Your task is to print all of the material verbatim.

┏━━

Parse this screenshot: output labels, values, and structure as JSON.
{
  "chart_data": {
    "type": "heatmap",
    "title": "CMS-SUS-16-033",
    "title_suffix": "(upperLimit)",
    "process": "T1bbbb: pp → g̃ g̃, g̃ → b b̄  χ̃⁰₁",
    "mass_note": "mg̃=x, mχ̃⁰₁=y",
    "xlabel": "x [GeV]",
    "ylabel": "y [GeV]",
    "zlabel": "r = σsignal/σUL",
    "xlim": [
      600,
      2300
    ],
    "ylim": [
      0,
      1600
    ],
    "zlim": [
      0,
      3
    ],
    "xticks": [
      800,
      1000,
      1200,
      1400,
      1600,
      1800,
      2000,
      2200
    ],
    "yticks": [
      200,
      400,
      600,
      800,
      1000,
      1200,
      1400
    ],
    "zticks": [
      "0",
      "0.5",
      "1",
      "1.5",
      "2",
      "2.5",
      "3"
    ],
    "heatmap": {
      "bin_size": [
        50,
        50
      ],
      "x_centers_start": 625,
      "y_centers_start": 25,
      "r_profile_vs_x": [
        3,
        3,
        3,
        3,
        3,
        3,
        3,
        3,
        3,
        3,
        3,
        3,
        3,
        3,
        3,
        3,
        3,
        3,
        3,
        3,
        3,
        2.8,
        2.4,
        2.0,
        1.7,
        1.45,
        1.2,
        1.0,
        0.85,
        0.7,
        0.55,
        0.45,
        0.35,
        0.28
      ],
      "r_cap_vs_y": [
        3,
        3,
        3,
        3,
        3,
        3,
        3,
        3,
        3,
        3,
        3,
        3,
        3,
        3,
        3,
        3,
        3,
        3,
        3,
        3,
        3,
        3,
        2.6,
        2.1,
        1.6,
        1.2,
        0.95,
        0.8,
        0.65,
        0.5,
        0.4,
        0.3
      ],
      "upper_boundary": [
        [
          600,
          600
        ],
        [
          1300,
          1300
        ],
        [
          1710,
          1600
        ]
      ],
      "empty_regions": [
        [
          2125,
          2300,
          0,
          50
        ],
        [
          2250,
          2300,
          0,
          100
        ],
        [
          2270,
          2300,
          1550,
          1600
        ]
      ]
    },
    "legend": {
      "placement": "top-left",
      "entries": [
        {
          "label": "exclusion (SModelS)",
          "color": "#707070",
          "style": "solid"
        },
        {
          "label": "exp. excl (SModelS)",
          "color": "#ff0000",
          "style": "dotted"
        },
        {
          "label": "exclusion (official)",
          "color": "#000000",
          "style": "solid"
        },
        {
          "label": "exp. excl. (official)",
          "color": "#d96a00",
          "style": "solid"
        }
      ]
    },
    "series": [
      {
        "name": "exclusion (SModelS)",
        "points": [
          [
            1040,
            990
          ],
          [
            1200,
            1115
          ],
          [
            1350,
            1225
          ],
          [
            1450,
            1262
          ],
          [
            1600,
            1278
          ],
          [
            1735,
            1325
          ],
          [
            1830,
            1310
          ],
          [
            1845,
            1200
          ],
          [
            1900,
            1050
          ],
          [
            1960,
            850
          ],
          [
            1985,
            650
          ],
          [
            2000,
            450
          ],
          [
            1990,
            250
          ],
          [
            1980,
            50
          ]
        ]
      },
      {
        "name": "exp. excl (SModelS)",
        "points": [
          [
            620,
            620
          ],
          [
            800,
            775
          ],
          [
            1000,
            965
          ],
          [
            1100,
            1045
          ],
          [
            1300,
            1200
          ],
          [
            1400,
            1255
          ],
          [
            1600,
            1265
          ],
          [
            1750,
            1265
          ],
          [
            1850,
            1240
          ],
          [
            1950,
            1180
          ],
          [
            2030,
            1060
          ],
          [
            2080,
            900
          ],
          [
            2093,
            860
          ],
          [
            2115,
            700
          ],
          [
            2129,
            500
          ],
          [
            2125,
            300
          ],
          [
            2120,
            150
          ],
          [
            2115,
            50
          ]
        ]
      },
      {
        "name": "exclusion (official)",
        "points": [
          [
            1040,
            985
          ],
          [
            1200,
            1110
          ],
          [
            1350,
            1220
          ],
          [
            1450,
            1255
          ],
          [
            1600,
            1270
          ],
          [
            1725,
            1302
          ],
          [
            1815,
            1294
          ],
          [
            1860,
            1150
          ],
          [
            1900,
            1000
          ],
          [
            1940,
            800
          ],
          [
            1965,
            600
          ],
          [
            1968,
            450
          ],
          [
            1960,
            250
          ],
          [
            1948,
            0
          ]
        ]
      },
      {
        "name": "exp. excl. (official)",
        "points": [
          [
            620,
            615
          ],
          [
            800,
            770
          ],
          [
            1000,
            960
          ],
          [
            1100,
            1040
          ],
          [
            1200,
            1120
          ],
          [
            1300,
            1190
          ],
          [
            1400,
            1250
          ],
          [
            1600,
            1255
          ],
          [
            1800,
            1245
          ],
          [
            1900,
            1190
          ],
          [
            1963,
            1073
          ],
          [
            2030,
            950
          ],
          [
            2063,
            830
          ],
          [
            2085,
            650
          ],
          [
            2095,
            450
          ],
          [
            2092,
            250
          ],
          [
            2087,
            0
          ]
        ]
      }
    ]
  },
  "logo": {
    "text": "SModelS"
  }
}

┗━━

[Task response]:
Parse this screenshot: output labels, values, and structure as JSON.
{
  "chart_data": {
    "type": "heatmap",
    "title": "CMS-SUS-16-033",
    "title_suffix": "(upperLimit)",
    "process": "T1bbbb: pp → g̃ g̃, g̃ → b b̄  χ̃⁰₁",
    "mass_note": "mg̃=x, mχ̃⁰₁=y",
    "xlabel": "x [GeV]",
    "ylabel": "y [GeV]",
    "zlabel": "r = σsignal/σUL",
    "xlim": [
      600,
      2300
    ],
    "ylim": [
      0,
      1600
    ],
    "zlim": [
      0,
      3
    ],
    "xticks": [
      800,
      1000,
      1200,
      1400,
      1600,
      1800,
      2000,
      2200
    ],
    "yticks": [
      200,
      400,
      600,
      800,
      1000,
      1200,
      1400
    ],
    "zticks": [
      "0",
      "0.5",
      "1",
      "1.5",
      "2",
      "2.5",
      "3"
    ],
    "heatmap": {
      "bin_size": [
        50,
        50
      ],
      "x_centers_start": 625,
      "y_centers_start": 25,
      "r_profile_vs_x": [
        3,
        3,
        3,
        3,
        3,
        3,
        3,
        3,
        3,
        3,
        3,
        3,
        3,
        3,
        3,
        3,
        3,
        3,
        3,
        3,
        3,
        2.8,
        2.4,
        2.0,
        1.7,
        1.45,
        1.2,
        1.0,
        0.85,
        0.7,
        0.55,
        0.45,
        0.35,
        0.28
      ],
      "r_cap_vs_y": [
        3,
        3,
        3,
        3,
        3,
        3,
        3,
        3,
        3,
        3,
        3,
        3,
        3,
        3,
        3,
        3,
        3,
        3,
        3,
        3,
        3,
        3,
        2.6,
        2.1,
        1.6,
        1.2,
        0.95,
        0.8,
        0.65,
        0.5,
        0.4,
        0.3
      ],
      "upper_boundary": [
        [
          600,
          600
        ],
        [
          1300,
          1300
        ],
        [
          1710,
          1600
        ]
      ],
      "empty_regions": [
        [
          2125,
          2300,
          0,
          50
        ],
        [
          2250,
          2300,
          0,
          100
        ],
        [
          2270,
          2300,
          1550,
          1600
        ]
      ]
    },
    "legend": {
      "placement": "top-left",
      "entries": [
        {
          "label": "exclusion (SModelS)",
          "color": "#707070",
          "style": "solid"
        },
        {
          "label": "exp. excl (SModelS)",
          "color": "#ff0000",
          "style": "dotted"
        },
        {
          "label": "exclusion (official)",
          "color": "#000000",
          "style": "solid"
        },
        {
          "label": "exp. excl. (official)",
          "color": "#d96a00",
          "style": "solid"
        }
      ]
    },
    "series": [
      {
        "name": "exclusion (SModelS)",
        "points": [
          [
            1040,
            990
          ],
          [
            1200,
            1115
          ],
          [
            1350,
            1225
          ],
          [
            1450,
            1262
          ],
          [
            1600,
            1278
          ],
          [
            1735,
            1325
          ],
          [
            1830,
            1310
          ],
          [
            1845,
            1200
          ],
          [
            1900,
            1050
          ],
          [
            1960,
            850
          ],
          [
            1985,
            650
          ],
          [
            2000,
            450
          ],
          [
            1990,
            250
          ],
          [
            1980,
            50
          ]
        ]
      },
      {
        "name": "exp. excl (SModelS)",
        "points": [
          [
            620,
            620
          ],
          [
            800,
            775
          ],
          [
            1000,
            965
          ],
          [
            1100,
            1045
          ],
          [
            1300,
            1200
          ],
          [
            1400,
            1255
          ],
          [
            1600,
            1265
          ],
          [
            1750,
            1265
          ],
          [
            1850,
            1240
          ],
          [
            1950,
            1180
          ],
          [
            2030,
            1060
          ],
          [
            2080,
            900
          ],
          [
            2093,
            860
          ],
          [
            2115,
            700
          ],
          [
            2129,
            500
          ],
          [
            2125,
            300
          ],
          [
            2120,
            150
          ],
          [
            2115,
            50
          ]
        ]
      },
      {
        "name": "exclusion (official)",
        "points": [
          [
            1040,
            985
          ],
          [
            1200,
            1110
          ],
          [
            1350,
            1220
          ],
          [
            1450,
            1255
          ],
          [
            1600,
            1270
          ],
          [
            1725,
            1302
          ],
          [
            1815,
            1294
          ],
          [
            1860,
            1150
          ],
          [
            1900,
            1000
          ],
          [
            1940,
            800
          ],
          [
            1965,
            600
          ],
          [
            1968,
            450
          ],
          [
            1960,
            250
          ],
          [
            1948,
            0
          ]
        ]
      },
      {
        "name": "exp. excl. (official)",
        "points": [
          [
            620,
            615
          ],
          [
            800,
            770
          ],
          [
            1000,
            960
          ],
          [
            1100,
            1040
          ],
          [
            1200,
            1120
          ],
          [
            1300,
            1190
          ],
          [
            1400,
            1250
          ],
          [
            1600,
            1255
          ],
          [
            1800,
            1245
          ],
          [
            1900,
            1190
          ],
          [
            1963,
            1073
          ],
          [
            2030,
            950
          ],
          [
            2063,
            830
          ],
          [
            2085,
            650
          ],
          [
            2095,
            450
          ],
          [
            2092,
            250
          ],
          [
            2087,
            0
          ]
        ]
      }
    ]
  },
  "logo": {
    "text": "SModelS"
  }
}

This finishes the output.